● **Written instruction**:
In the listing that follows, how many lines contain "Grad"? Give the number only.

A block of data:
## Start

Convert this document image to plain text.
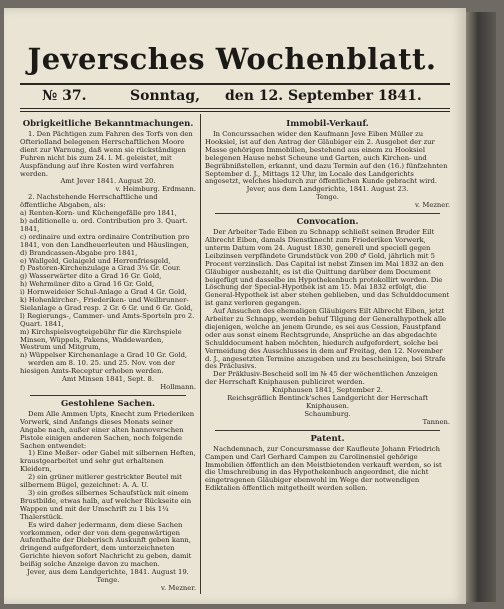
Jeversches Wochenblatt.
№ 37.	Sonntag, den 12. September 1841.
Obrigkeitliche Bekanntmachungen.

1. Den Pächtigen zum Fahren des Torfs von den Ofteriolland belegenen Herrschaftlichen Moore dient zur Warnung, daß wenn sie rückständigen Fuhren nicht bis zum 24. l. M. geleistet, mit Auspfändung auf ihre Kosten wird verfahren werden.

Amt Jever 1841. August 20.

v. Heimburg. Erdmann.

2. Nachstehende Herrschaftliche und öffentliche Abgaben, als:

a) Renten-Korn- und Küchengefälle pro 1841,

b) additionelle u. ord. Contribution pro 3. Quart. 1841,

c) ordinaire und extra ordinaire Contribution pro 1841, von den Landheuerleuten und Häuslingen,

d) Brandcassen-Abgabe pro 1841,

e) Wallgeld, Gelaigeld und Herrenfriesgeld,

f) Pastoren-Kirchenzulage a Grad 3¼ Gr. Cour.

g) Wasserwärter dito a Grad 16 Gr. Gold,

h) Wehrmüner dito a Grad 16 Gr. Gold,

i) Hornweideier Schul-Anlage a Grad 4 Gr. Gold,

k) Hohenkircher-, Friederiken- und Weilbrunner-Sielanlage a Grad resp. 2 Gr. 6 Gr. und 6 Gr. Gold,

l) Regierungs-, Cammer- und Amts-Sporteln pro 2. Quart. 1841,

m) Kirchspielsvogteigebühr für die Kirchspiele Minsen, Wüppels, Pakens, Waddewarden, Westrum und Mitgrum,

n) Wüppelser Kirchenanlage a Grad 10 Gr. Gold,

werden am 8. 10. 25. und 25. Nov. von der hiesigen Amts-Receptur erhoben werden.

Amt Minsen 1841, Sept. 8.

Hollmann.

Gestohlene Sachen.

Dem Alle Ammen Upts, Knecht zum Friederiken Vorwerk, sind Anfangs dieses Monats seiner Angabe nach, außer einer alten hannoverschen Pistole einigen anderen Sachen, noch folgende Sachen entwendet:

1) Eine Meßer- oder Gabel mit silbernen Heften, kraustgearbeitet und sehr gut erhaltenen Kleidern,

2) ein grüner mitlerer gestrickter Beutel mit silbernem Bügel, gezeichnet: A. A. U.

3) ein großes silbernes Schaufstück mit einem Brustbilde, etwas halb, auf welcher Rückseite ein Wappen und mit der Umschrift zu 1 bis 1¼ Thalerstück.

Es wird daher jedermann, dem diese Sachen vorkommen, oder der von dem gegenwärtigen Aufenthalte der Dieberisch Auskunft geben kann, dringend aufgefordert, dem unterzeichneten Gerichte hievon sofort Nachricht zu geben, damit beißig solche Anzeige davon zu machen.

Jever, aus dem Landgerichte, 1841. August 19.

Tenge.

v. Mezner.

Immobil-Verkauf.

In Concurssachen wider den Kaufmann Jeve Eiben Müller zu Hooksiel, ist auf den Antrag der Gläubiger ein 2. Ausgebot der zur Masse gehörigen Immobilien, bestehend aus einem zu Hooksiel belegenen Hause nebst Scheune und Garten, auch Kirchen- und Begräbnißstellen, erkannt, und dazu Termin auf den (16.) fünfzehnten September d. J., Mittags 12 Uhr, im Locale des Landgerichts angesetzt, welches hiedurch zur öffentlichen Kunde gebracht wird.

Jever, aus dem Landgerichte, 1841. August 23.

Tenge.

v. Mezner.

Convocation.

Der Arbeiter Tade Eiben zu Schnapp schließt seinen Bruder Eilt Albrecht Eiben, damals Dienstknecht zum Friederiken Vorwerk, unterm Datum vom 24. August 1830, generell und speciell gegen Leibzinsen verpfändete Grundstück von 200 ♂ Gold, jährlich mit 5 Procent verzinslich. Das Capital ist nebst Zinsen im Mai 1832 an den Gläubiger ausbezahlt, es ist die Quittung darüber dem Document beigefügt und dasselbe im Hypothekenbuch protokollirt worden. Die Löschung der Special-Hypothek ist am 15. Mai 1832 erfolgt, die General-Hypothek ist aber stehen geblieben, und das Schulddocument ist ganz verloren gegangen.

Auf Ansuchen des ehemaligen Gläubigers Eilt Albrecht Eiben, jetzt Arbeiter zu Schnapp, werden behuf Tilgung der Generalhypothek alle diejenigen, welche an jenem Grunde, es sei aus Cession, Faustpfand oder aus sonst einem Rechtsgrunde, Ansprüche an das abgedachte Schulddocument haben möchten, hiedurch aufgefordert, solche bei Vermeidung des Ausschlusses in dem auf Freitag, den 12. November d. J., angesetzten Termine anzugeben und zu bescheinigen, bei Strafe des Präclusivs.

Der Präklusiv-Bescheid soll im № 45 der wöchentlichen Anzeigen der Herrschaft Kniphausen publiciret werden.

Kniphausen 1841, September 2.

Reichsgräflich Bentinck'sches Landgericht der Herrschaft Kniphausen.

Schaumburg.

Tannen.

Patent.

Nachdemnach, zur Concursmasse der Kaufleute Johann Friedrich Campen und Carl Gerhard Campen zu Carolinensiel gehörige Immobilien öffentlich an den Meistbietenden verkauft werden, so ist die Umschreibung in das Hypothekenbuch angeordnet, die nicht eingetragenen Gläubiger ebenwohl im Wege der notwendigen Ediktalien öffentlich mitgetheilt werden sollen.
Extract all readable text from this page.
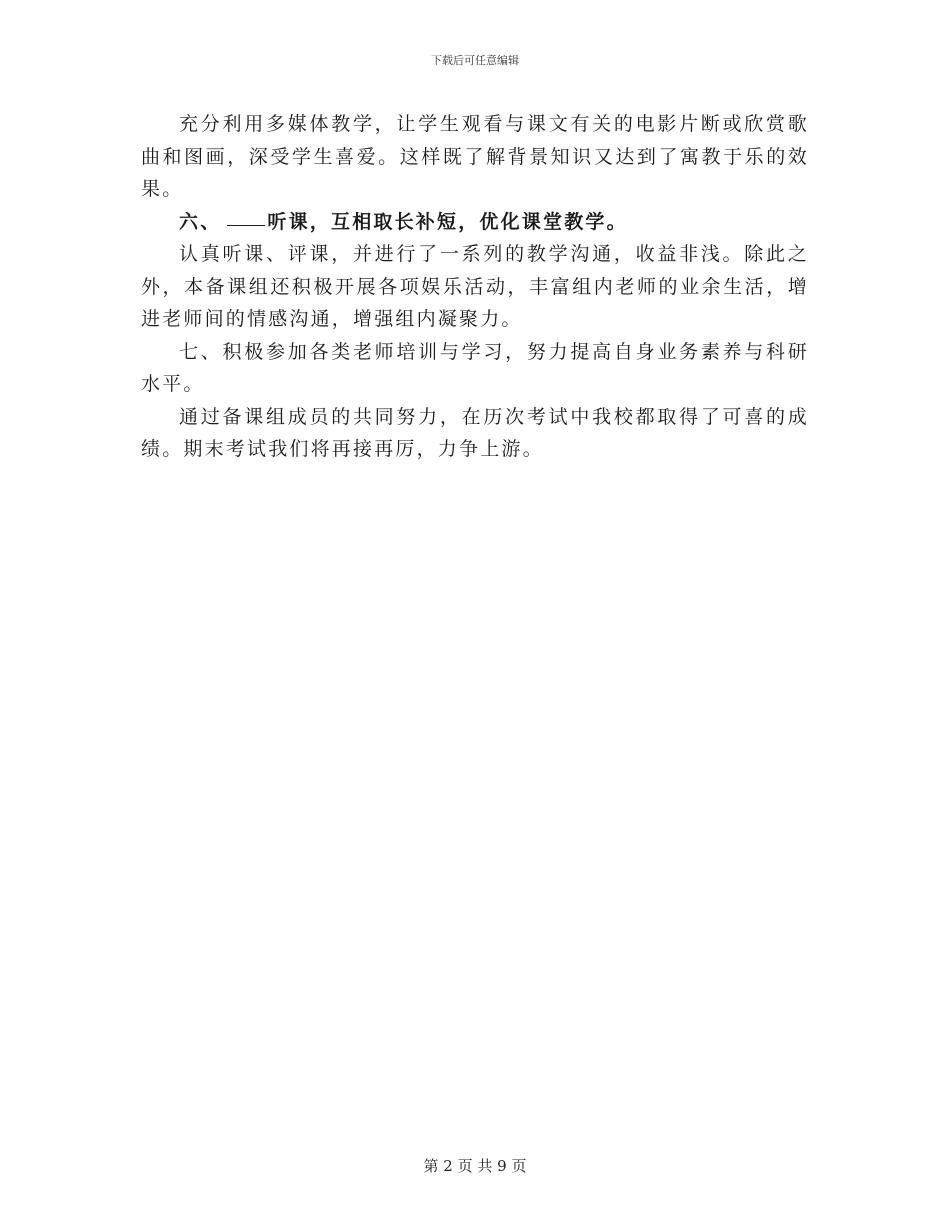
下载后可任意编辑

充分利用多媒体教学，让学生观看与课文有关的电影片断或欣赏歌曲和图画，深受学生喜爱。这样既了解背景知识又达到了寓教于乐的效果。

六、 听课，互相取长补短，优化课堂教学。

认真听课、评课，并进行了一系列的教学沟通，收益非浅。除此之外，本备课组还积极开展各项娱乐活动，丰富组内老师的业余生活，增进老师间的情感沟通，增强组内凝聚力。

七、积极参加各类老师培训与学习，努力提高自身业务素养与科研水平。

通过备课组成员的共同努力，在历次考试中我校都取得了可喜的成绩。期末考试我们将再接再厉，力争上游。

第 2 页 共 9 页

## End

● **Task result**:
6